# START OF Dataset records
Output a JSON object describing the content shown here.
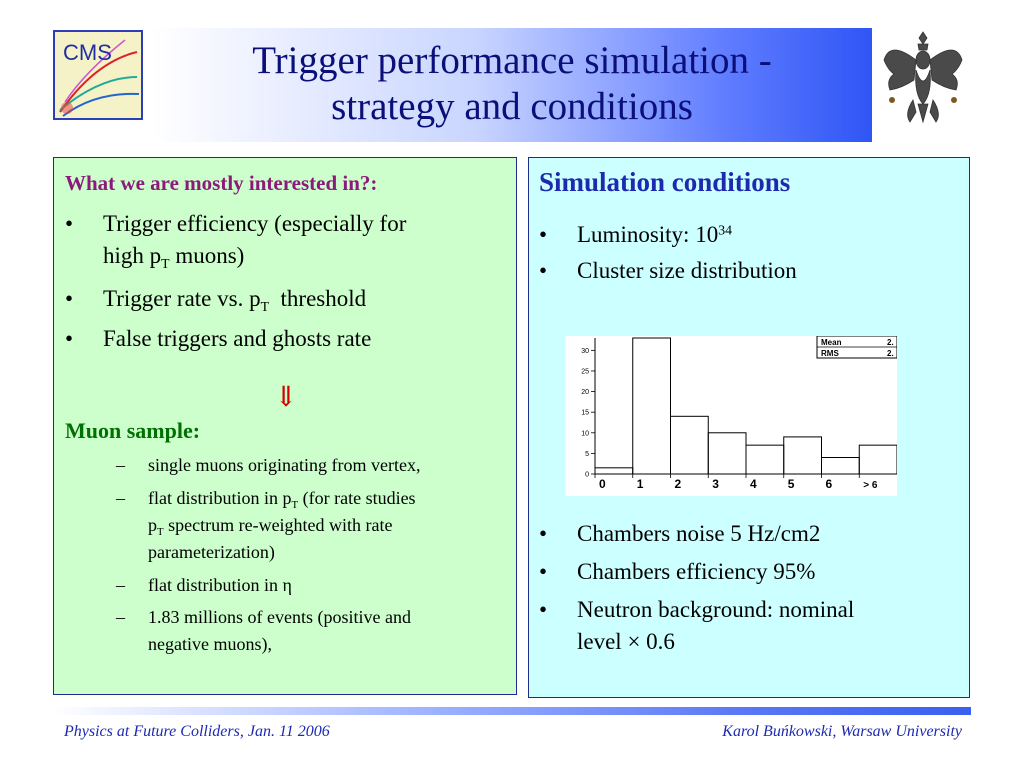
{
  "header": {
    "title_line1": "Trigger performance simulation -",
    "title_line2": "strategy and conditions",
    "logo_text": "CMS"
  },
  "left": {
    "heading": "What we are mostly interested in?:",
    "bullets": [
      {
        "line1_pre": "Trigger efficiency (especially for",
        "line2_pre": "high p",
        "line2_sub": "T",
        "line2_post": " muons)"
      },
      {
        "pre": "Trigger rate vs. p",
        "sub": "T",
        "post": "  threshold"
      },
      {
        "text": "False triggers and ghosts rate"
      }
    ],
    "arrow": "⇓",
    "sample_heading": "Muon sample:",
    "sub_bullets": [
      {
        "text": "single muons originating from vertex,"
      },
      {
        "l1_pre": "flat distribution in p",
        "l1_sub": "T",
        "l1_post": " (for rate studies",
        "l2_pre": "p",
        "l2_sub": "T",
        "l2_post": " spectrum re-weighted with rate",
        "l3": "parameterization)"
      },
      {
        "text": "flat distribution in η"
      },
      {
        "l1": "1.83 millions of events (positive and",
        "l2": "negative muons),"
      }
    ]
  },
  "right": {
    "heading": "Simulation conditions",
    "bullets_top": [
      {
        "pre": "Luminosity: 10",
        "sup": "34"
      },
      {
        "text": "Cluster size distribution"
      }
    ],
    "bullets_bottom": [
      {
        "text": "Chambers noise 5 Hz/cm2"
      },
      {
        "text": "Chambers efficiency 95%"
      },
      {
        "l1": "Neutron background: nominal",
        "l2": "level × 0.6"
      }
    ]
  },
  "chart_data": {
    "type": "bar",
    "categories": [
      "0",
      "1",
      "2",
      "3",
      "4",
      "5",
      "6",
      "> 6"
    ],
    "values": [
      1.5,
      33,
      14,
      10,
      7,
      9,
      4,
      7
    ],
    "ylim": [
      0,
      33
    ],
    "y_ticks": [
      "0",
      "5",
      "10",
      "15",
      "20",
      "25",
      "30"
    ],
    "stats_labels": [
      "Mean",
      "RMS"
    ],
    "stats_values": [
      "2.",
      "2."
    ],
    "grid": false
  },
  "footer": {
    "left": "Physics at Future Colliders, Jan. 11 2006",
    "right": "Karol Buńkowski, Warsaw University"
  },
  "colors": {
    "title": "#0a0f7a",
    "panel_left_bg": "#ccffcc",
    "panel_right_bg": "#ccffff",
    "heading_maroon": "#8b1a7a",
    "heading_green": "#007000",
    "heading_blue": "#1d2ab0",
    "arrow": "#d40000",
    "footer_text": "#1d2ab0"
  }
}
# END OF Dataset records
*What is being asked:* Quote each line of the listing exactly, but leave the pictures out.

*Solution to this task:*
Output a JSON object describing the content shown here.
{
  "header": {
    "title_line1": "Trigger performance simulation -",
    "title_line2": "strategy and conditions",
    "logo_text": "CMS"
  },
  "left": {
    "heading": "What we are mostly interested in?:",
    "bullets": [
      {
        "line1_pre": "Trigger efficiency (especially for",
        "line2_pre": "high p",
        "line2_sub": "T",
        "line2_post": " muons)"
      },
      {
        "pre": "Trigger rate vs. p",
        "sub": "T",
        "post": "  threshold"
      },
      {
        "text": "False triggers and ghosts rate"
      }
    ],
    "arrow": "⇓",
    "sample_heading": "Muon sample:",
    "sub_bullets": [
      {
        "text": "single muons originating from vertex,"
      },
      {
        "l1_pre": "flat distribution in p",
        "l1_sub": "T",
        "l1_post": " (for rate studies",
        "l2_pre": "p",
        "l2_sub": "T",
        "l2_post": " spectrum re-weighted with rate",
        "l3": "parameterization)"
      },
      {
        "text": "flat distribution in η"
      },
      {
        "l1": "1.83 millions of events (positive and",
        "l2": "negative muons),"
      }
    ]
  },
  "right": {
    "heading": "Simulation conditions",
    "bullets_top": [
      {
        "pre": "Luminosity: 10",
        "sup": "34"
      },
      {
        "text": "Cluster size distribution"
      }
    ],
    "bullets_bottom": [
      {
        "text": "Chambers noise 5 Hz/cm2"
      },
      {
        "text": "Chambers efficiency 95%"
      },
      {
        "l1": "Neutron background: nominal",
        "l2": "level × 0.6"
      }
    ]
  },
  "chart_data": {
    "type": "bar",
    "categories": [
      "0",
      "1",
      "2",
      "3",
      "4",
      "5",
      "6",
      "> 6"
    ],
    "values": [
      1.5,
      33,
      14,
      10,
      7,
      9,
      4,
      7
    ],
    "ylim": [
      0,
      33
    ],
    "y_ticks": [
      "0",
      "5",
      "10",
      "15",
      "20",
      "25",
      "30"
    ],
    "stats_labels": [
      "Mean",
      "RMS"
    ],
    "stats_values": [
      "2.",
      "2."
    ],
    "grid": false
  },
  "footer": {
    "left": "Physics at Future Colliders, Jan. 11 2006",
    "right": "Karol Buńkowski, Warsaw University"
  },
  "colors": {
    "title": "#0a0f7a",
    "panel_left_bg": "#ccffcc",
    "panel_right_bg": "#ccffff",
    "heading_maroon": "#8b1a7a",
    "heading_green": "#007000",
    "heading_blue": "#1d2ab0",
    "arrow": "#d40000",
    "footer_text": "#1d2ab0"
  }
}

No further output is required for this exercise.